Há pessimismo em torno da abertura de escolas em setembro e em torno da acessibilidade à tecnologia: 9 a cada 10 dizem que nem todos tem acesso a tecnologia necessária para poder estudar online de forma efetiva. Nos países do Reino Unido e nos EUA, mais de 8 em cada 10 pessoas acreditam que o ensino online será mais comum no futuro.
Educação inclusiva
A educação inclusiva foi tema de um estudo realizado pelo Instituto Rodrigo Mendes, que analisou as medidas tomadas por 23 países. O trabalho foi feito a partir de informações divulgadas pelos governos na internet e também por análises feitas por organismos internacionais.
Na Itália, por exemplo, estudo com 3.170 professores identificou que menos da metade dos estudantes com deficiência das classes dos respondentes estavam participando no ensino a distância de uma maneira considerada por eles como boa.
Como apoio de uma rede de 45 especialistas ao redor do mundo, a parte final do estudo do Instituto Rodrigo Mendes detalha a estratégia de diferentes países para o retorno, bem como o tamanho das turmas nas escolas e recomendações para atender crianças com deficiência.
“Especialistas estrangeiros consultados consideram que, apesar de certas crianças e adolescentes com deficiência pertencerem a grupos de risco da covid-19, o laudo médico de deficiência não deve ser aceito como justificativa para que esses estudantes sejam deixados para trás. É importante esclarecer que não existe correlação automática entre deficiência e risco”, aponta uma das conclusões do estudo, ainda reforça que “a preservação do direito à educação deve ser a premissa prioritária para a criação de quaisquer medidas e procedimentos”.
Edtech
O momento de dificuldades também faz com que empresas do setor de tecnologia educacional coloquem o pé no freio. Em “Impacto no Cenário Brasileiro de Inovação na Aprendizagem: COVID-19“, a consultoria Future Education ouviu 114 integrantes desse ecossistema, entre mantenedores, diretores e coordenadores pelo lado das instituições, além de fundadores de startups educacionais.

+ + + + + + +

Conjunto de tarefas |
[A] Responda com base no trecho sobre educação e pandemia:
(i) Quantos países tiveram suas medidas analisadas no estudo do Instituto Rodrigo Mendes?
(ii) Quantos professores participaram do estudo feito na Itália?
(iii) Quantos integrantes do ecossistema de tecnologia educacional a consultoria Future Education ouviu?
[B] Por favor, copie do trecho sobre educação e pandemia a passagem que vai de "Na Itália, por" até "eles como boa.", incluindo este final.
[C] Prossiga o trecho sobre educação e pandemia a partir do ponto em que ele termina.

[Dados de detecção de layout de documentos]
+ + + + + + +

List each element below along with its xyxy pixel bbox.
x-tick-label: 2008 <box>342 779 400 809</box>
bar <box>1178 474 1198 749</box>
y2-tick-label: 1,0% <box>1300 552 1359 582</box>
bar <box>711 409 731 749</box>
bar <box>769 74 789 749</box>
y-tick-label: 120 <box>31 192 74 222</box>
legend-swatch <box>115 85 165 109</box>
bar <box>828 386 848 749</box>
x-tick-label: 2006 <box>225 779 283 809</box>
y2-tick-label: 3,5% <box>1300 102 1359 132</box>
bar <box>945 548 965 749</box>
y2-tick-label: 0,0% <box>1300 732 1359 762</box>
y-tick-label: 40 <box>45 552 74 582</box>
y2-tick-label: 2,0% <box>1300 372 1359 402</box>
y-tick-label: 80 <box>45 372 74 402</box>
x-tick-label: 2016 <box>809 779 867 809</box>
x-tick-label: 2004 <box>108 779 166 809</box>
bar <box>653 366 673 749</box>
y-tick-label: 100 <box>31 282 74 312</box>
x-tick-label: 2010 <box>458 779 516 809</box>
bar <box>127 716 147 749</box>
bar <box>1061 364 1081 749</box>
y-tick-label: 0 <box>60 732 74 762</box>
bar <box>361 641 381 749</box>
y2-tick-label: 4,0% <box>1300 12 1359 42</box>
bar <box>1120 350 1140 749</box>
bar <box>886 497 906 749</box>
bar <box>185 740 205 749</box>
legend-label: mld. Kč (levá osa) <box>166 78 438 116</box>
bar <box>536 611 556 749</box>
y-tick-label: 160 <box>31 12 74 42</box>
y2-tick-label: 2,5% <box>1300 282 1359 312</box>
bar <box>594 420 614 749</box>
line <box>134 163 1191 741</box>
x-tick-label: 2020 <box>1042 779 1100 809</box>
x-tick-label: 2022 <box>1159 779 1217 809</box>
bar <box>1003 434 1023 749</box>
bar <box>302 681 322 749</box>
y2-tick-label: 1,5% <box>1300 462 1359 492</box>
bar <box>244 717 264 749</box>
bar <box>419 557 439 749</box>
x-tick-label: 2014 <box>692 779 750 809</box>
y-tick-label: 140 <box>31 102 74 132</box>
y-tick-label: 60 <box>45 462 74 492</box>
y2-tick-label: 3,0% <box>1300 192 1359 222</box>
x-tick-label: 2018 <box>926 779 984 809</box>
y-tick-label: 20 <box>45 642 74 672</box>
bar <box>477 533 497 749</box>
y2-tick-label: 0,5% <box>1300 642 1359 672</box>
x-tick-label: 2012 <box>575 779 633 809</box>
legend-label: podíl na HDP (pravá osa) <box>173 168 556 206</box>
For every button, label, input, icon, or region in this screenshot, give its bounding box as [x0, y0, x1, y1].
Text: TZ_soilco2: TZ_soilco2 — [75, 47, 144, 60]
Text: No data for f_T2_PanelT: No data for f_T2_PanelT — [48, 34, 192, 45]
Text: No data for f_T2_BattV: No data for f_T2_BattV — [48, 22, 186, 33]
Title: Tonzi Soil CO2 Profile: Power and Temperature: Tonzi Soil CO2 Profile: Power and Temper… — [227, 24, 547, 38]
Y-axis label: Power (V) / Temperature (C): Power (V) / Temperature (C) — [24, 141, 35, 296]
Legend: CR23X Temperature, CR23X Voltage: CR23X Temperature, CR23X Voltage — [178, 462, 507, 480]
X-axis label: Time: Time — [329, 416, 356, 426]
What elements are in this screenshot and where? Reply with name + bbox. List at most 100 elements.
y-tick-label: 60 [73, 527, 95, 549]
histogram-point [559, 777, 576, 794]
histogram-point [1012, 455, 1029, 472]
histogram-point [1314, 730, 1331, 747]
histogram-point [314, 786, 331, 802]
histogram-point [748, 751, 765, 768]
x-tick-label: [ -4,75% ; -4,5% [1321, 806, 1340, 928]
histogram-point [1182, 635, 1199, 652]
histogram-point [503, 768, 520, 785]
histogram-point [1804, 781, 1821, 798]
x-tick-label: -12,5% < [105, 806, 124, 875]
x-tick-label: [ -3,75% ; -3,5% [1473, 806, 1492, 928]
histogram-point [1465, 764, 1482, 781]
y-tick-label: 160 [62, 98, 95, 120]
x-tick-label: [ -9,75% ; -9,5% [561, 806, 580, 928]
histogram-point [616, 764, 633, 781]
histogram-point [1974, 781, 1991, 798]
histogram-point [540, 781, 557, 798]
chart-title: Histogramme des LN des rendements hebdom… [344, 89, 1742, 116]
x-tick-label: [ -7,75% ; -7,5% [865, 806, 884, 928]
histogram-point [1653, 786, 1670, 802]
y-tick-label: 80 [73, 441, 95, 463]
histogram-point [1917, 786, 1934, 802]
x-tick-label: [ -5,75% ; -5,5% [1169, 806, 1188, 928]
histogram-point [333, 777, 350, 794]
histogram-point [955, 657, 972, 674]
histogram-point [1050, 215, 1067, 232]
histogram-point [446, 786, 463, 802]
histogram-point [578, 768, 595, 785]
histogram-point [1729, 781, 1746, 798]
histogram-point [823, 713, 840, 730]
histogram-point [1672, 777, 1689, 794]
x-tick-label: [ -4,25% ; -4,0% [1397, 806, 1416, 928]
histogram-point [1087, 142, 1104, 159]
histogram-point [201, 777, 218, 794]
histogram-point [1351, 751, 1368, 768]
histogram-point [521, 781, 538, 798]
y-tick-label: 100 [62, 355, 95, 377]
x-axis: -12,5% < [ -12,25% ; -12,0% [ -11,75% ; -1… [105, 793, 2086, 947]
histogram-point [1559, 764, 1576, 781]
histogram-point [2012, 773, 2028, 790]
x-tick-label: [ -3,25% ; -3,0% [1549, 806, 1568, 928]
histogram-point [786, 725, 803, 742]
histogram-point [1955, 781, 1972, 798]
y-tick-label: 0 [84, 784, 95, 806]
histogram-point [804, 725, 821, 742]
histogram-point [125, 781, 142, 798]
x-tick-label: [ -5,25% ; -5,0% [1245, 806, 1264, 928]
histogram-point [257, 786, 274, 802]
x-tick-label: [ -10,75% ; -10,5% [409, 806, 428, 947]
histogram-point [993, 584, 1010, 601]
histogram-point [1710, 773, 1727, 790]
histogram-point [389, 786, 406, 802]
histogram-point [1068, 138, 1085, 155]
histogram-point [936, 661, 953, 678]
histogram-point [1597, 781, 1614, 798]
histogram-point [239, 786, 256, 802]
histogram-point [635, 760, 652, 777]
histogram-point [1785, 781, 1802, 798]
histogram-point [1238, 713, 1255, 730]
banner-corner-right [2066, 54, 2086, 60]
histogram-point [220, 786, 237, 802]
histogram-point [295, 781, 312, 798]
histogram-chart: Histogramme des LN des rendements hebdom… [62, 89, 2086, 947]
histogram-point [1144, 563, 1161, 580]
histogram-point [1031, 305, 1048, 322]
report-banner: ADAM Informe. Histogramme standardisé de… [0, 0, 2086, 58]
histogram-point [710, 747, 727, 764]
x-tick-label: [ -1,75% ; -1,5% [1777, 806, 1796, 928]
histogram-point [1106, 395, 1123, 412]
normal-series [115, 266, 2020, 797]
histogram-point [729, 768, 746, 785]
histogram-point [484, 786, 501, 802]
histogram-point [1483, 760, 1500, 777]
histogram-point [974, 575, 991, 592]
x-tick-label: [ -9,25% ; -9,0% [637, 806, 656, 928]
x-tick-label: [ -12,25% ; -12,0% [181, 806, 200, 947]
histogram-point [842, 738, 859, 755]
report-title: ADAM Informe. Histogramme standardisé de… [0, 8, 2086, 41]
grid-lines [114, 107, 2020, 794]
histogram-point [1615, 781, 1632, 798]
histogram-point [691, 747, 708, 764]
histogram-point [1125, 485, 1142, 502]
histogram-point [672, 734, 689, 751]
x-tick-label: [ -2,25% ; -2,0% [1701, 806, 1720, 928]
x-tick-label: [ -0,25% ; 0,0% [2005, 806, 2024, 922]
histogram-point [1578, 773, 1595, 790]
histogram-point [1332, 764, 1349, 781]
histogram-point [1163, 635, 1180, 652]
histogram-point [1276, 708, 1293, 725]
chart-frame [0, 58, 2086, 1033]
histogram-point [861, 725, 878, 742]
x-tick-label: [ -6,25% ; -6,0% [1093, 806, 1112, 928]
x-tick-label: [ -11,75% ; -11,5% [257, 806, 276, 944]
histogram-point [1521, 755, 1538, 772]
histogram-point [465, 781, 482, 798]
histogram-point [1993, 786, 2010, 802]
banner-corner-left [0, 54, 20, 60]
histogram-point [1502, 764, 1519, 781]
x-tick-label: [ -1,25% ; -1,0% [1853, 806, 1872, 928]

+ + + + + + +

Respostas por tarefa |
[A]
(i) 23 países.
(ii) 3.170 professores.
(iii) 114 integrantes.

[B]
Na Itália, por exemplo, estudo com 3.170 professores identificou que menos da metade dos estudantes com deficiência das classes dos respondentes estavam participando no ensino a distância de uma maneira considerada por eles como boa.

[C]
O pessimismo de mantenedores no curto prazo é acompanhado pelos responsáveis pelas edtechs, que veem acordos sob ameaça diante do fluxo de investimento menor proveniente de escolas privadas. Por mais que o mundo da educação tenha feito da videoconferência uma ferramenta essencial, as portas físicas fechadas nas escolas têm dificultado a abertura de novas negociações.
Impactos econômicos
Um estudo do Insper (Instituto de Ensino e Pesquisa) sobre o impacto da perda de aprendizado neste ano ao longo da vida dos estudantes aponta que os jovens podem perder R$ 42,5 mil de renda se os conteúdos não forem repostos e eles seguirem para o mercado de trabalho com esses déficits. “Não foi planejado, não houve transição para esse novo modelo. Então, houve perdas e precisamos olhar agora para elas”, disse o economista Ricardo Paes de Barros, que elaborou o estudo, à Folha de S. Paulo.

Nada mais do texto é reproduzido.